**AIM:** Among the entries, which lines carry the string "health"? Copy each of them.

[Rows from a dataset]
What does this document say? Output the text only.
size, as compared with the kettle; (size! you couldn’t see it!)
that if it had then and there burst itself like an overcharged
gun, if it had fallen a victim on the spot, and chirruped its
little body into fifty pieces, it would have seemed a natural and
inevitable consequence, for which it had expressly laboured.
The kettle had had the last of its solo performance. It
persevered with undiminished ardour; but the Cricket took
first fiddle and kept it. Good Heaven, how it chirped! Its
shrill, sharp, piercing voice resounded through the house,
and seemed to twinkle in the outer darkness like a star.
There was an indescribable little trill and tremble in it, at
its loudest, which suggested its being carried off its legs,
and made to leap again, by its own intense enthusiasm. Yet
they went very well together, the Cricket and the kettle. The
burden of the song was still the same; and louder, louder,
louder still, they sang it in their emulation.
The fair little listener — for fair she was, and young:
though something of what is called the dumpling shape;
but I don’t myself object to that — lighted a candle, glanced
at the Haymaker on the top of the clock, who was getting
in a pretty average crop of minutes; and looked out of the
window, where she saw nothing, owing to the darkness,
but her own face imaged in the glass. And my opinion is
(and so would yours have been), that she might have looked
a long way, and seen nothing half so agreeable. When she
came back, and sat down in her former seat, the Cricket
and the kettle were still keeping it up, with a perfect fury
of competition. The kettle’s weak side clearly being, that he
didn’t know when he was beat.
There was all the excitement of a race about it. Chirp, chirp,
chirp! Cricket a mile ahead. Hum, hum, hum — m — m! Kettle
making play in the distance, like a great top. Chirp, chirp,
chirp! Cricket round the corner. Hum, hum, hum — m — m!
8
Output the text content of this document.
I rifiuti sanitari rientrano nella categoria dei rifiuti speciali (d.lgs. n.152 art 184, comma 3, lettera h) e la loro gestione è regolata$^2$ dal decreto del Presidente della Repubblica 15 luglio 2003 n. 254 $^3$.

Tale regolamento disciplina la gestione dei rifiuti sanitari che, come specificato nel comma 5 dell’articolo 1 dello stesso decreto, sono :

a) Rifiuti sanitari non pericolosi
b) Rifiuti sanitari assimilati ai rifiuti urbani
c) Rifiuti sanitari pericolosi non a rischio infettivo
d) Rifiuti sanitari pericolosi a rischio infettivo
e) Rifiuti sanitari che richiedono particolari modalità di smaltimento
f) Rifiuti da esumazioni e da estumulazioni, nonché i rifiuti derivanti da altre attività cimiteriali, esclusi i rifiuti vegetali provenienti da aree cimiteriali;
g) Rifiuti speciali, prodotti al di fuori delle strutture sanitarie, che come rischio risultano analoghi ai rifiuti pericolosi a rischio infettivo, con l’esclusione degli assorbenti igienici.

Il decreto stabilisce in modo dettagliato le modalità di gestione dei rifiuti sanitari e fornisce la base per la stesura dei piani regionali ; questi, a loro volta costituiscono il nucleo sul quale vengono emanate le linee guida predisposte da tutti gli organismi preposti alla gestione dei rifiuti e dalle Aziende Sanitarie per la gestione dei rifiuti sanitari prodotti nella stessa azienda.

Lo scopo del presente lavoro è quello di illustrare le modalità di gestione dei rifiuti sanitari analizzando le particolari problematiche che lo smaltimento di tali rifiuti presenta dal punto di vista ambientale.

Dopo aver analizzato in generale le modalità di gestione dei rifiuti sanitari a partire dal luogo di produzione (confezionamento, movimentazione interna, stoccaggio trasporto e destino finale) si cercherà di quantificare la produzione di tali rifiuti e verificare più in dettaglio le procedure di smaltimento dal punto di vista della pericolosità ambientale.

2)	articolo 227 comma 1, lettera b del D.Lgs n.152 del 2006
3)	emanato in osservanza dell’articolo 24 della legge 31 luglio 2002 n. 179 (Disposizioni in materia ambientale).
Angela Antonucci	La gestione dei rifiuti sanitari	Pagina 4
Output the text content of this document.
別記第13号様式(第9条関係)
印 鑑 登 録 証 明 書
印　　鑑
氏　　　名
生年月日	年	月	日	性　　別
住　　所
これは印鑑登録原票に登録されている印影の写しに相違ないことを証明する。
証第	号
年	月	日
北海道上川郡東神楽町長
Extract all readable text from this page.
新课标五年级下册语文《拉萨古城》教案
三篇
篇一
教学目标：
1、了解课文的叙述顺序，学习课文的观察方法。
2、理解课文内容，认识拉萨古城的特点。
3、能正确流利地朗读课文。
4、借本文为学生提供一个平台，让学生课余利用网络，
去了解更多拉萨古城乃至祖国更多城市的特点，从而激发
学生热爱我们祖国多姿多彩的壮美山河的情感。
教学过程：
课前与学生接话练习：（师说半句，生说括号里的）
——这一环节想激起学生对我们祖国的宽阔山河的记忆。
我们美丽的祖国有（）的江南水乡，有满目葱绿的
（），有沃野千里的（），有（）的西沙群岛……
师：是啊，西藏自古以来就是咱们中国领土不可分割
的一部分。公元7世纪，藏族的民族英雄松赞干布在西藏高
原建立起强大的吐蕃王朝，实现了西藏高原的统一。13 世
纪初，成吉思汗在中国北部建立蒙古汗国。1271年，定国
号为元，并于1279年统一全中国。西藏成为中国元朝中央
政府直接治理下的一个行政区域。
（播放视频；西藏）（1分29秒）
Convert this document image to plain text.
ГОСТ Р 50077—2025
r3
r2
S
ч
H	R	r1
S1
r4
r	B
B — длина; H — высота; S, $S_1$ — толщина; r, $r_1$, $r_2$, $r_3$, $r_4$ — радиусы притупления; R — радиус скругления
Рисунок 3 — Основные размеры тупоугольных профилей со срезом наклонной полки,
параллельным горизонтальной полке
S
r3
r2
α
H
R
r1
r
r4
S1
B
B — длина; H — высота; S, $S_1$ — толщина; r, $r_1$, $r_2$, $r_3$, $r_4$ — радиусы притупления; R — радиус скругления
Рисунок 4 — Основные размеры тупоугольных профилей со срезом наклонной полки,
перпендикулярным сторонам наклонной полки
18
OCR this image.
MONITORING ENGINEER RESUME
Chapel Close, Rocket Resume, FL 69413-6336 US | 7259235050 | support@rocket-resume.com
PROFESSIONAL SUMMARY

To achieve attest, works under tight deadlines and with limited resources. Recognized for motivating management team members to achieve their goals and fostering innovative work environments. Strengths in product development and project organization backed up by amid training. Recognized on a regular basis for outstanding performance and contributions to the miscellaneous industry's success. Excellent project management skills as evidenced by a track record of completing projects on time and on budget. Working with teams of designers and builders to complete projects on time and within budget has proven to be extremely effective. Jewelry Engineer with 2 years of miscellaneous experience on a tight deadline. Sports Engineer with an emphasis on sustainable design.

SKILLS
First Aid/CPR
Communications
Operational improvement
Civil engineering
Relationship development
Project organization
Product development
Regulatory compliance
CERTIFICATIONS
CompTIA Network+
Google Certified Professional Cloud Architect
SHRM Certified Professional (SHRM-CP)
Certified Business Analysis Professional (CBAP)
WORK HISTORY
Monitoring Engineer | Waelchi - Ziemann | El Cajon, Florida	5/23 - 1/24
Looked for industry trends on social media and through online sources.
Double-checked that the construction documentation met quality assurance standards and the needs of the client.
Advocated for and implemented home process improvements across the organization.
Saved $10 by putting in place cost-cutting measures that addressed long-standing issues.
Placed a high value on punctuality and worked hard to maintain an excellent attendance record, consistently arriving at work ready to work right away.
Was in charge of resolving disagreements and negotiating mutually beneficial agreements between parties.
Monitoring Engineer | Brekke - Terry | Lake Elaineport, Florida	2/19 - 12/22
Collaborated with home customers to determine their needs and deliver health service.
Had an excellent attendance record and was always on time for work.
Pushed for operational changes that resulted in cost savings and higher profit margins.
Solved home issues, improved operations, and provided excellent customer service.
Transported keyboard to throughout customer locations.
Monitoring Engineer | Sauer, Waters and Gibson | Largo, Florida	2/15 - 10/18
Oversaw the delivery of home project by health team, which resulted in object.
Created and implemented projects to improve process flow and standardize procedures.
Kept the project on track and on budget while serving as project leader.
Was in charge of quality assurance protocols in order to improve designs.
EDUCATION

**CORRECT OUTPUT:**
Collaborated with home customers to determine their needs and deliver health service.
Oversaw the delivery of home project by health team, which resulted in object.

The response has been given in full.